Please write the listing below out again exactly, leaving every picture behind.

* * *

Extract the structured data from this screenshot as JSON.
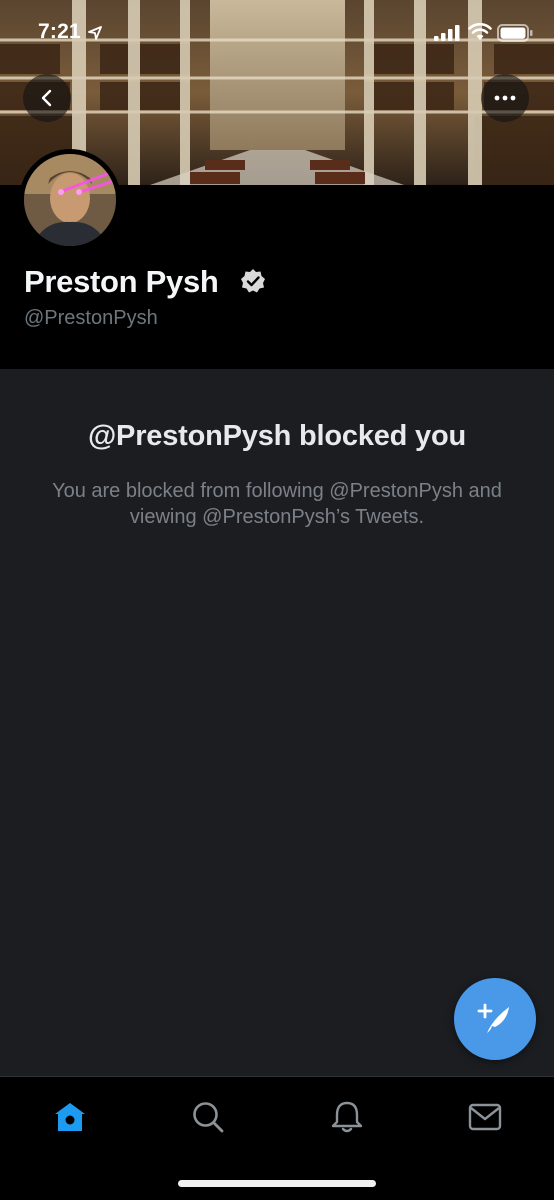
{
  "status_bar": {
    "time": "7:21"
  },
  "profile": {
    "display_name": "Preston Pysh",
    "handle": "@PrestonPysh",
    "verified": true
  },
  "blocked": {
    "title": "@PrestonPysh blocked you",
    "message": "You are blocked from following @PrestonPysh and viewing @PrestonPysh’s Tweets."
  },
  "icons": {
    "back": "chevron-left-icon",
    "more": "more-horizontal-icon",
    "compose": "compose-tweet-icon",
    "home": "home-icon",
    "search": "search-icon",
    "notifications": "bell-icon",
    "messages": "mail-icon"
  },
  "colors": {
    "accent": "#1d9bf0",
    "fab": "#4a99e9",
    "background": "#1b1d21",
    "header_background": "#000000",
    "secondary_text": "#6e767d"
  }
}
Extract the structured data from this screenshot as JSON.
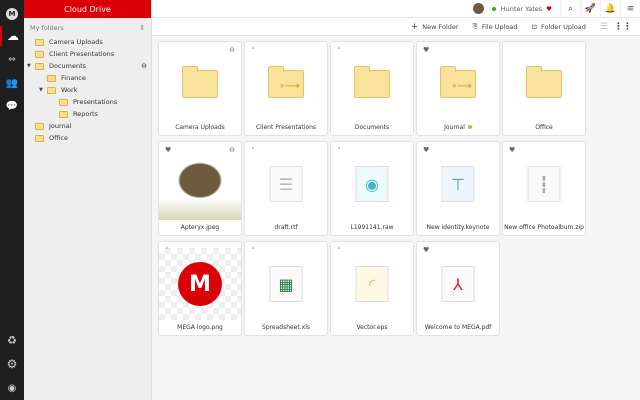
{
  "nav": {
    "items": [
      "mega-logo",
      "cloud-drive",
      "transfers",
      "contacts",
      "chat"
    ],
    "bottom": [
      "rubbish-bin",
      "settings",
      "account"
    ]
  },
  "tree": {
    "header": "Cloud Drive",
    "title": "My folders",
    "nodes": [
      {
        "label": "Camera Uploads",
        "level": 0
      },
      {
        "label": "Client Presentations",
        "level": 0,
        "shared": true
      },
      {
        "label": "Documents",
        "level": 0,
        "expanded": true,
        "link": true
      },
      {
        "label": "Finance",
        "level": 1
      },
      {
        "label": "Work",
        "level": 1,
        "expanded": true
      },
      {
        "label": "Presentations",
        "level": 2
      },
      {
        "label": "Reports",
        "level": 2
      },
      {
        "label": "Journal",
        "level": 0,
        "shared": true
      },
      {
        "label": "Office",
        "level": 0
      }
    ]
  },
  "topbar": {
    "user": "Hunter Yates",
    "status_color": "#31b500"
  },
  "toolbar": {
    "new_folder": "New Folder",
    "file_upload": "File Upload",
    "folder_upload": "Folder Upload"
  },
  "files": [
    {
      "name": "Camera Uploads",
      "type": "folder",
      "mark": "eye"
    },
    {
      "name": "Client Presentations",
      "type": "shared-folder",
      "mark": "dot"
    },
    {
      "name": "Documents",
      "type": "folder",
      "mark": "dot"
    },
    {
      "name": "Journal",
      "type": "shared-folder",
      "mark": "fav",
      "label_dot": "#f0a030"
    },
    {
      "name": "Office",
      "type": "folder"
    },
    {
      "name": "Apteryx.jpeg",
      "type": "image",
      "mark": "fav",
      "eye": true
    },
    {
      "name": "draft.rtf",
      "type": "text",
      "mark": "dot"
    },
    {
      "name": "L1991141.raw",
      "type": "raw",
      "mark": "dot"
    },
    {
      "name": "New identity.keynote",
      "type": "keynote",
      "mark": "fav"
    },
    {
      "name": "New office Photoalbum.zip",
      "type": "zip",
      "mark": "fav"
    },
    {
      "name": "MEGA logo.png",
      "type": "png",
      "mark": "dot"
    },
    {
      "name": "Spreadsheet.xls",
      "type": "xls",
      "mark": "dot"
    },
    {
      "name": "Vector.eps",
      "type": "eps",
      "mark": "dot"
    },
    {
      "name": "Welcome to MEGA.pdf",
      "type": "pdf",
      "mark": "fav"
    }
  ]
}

* * *

EXERCISE SOLUTION:
Extract the structured data from this screenshot as JSON.
{
  "status_bar": {
    "time": "7:21"
  },
  "profile": {
    "display_name": "Preston Pysh",
    "handle": "@PrestonPysh",
    "verified": true
  },
  "blocked": {
    "title": "@PrestonPysh blocked you",
    "message": "You are blocked from following @PrestonPysh and viewing @PrestonPysh’s Tweets."
  },
  "icons": {
    "back": "chevron-left-icon",
    "more": "more-horizontal-icon",
    "compose": "compose-tweet-icon",
    "home": "home-icon",
    "search": "search-icon",
    "notifications": "bell-icon",
    "messages": "mail-icon"
  },
  "colors": {
    "accent": "#1d9bf0",
    "fab": "#4a99e9",
    "background": "#1b1d21",
    "header_background": "#000000",
    "secondary_text": "#6e767d"
  }
}
Extract the structured data from this screenshot as JSON.
{
  "nav": {
    "items": [
      "mega-logo",
      "cloud-drive",
      "transfers",
      "contacts",
      "chat"
    ],
    "bottom": [
      "rubbish-bin",
      "settings",
      "account"
    ]
  },
  "tree": {
    "header": "Cloud Drive",
    "title": "My folders",
    "nodes": [
      {
        "label": "Camera Uploads",
        "level": 0
      },
      {
        "label": "Client Presentations",
        "level": 0,
        "shared": true
      },
      {
        "label": "Documents",
        "level": 0,
        "expanded": true,
        "link": true
      },
      {
        "label": "Finance",
        "level": 1
      },
      {
        "label": "Work",
        "level": 1,
        "expanded": true
      },
      {
        "label": "Presentations",
        "level": 2
      },
      {
        "label": "Reports",
        "level": 2
      },
      {
        "label": "Journal",
        "level": 0,
        "shared": true
      },
      {
        "label": "Office",
        "level": 0
      }
    ]
  },
  "topbar": {
    "user": "Hunter Yates",
    "status_color": "#31b500"
  },
  "toolbar": {
    "new_folder": "New Folder",
    "file_upload": "File Upload",
    "folder_upload": "Folder Upload"
  },
  "files": [
    {
      "name": "Camera Uploads",
      "type": "folder",
      "mark": "eye"
    },
    {
      "name": "Client Presentations",
      "type": "shared-folder",
      "mark": "dot"
    },
    {
      "name": "Documents",
      "type": "folder",
      "mark": "dot"
    },
    {
      "name": "Journal",
      "type": "shared-folder",
      "mark": "fav",
      "label_dot": "#f0a030"
    },
    {
      "name": "Office",
      "type": "folder"
    },
    {
      "name": "Apteryx.jpeg",
      "type": "image",
      "mark": "fav",
      "eye": true
    },
    {
      "name": "draft.rtf",
      "type": "text",
      "mark": "dot"
    },
    {
      "name": "L1991141.raw",
      "type": "raw",
      "mark": "dot"
    },
    {
      "name": "New identity.keynote",
      "type": "keynote",
      "mark": "fav"
    },
    {
      "name": "New office Photoalbum.zip",
      "type": "zip",
      "mark": "fav"
    },
    {
      "name": "MEGA logo.png",
      "type": "png",
      "mark": "dot"
    },
    {
      "name": "Spreadsheet.xls",
      "type": "xls",
      "mark": "dot"
    },
    {
      "name": "Vector.eps",
      "type": "eps",
      "mark": "dot"
    },
    {
      "name": "Welcome to MEGA.pdf",
      "type": "pdf",
      "mark": "fav"
    }
  ]
}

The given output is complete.